What the exercise asks: Below is a listing to write out in full, exactly as given, without its pictures.

The input:
====

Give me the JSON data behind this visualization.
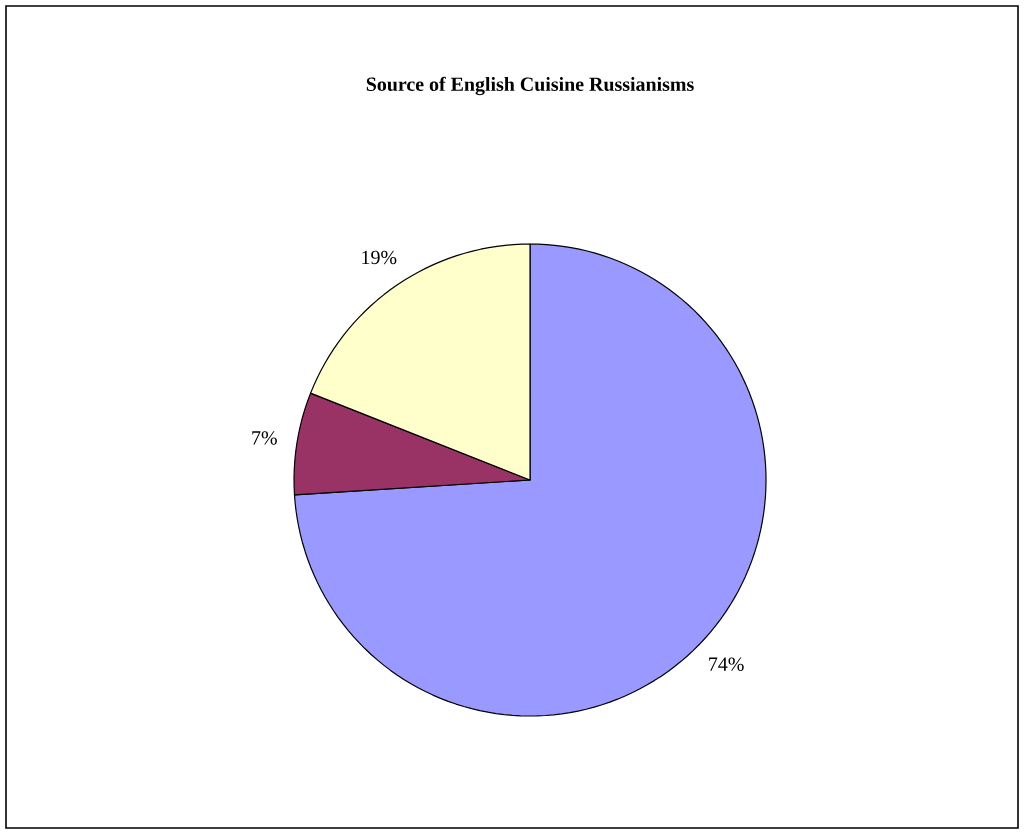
{
  "chart_data": {
    "type": "pie",
    "title": "Source of English Cuisine Russianisms",
    "categories": [
      null,
      null,
      null
    ],
    "values": [
      74,
      7,
      19
    ],
    "colors": [
      "#9999ff",
      "#993366",
      "#ffffcc"
    ],
    "value_labels": [
      "74%",
      "7%",
      "19%"
    ]
  }
}
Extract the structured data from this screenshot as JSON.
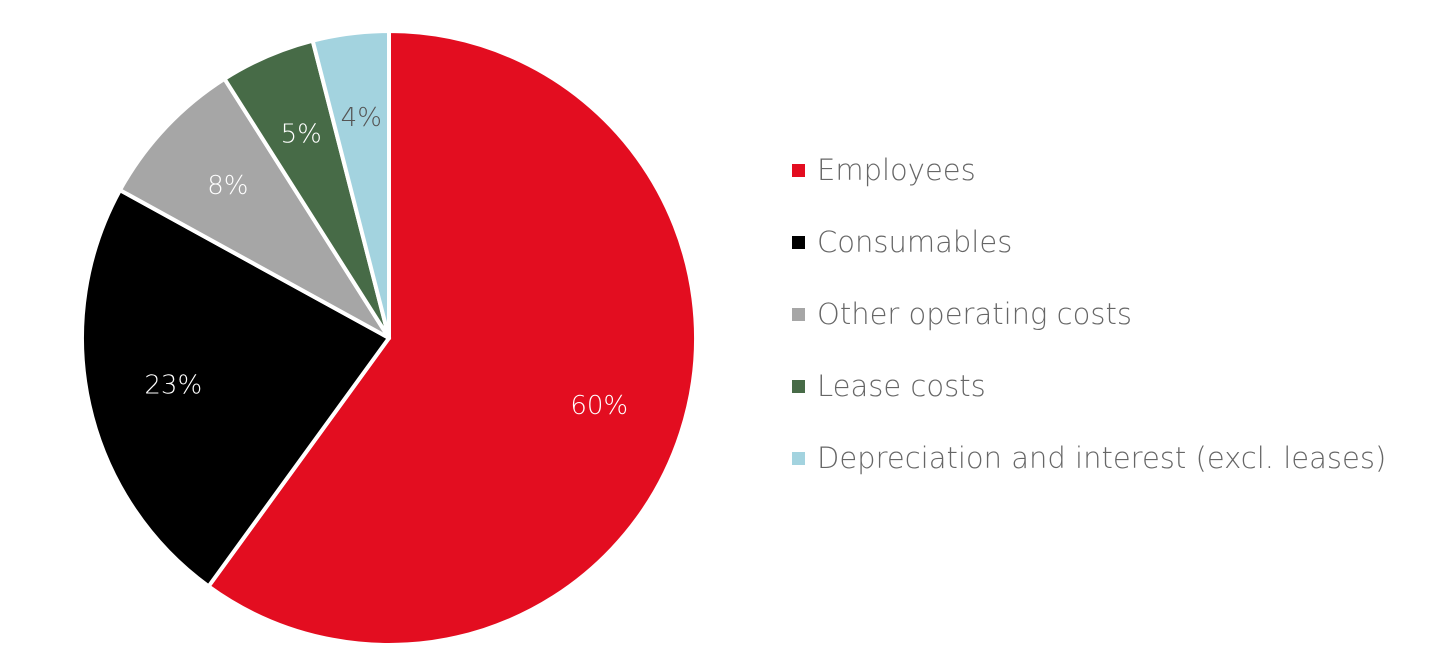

====

Answer to the problem:
Give me the JSON data behind this visualization.
{
  "chart_data": {
    "type": "pie",
    "title": "Source of English Cuisine Russianisms",
    "categories": [
      null,
      null,
      null
    ],
    "values": [
      74,
      7,
      19
    ],
    "colors": [
      "#9999ff",
      "#993366",
      "#ffffcc"
    ],
    "value_labels": [
      "74%",
      "7%",
      "19%"
    ]
  }
}
Extract the structured data from this screenshot as JSON.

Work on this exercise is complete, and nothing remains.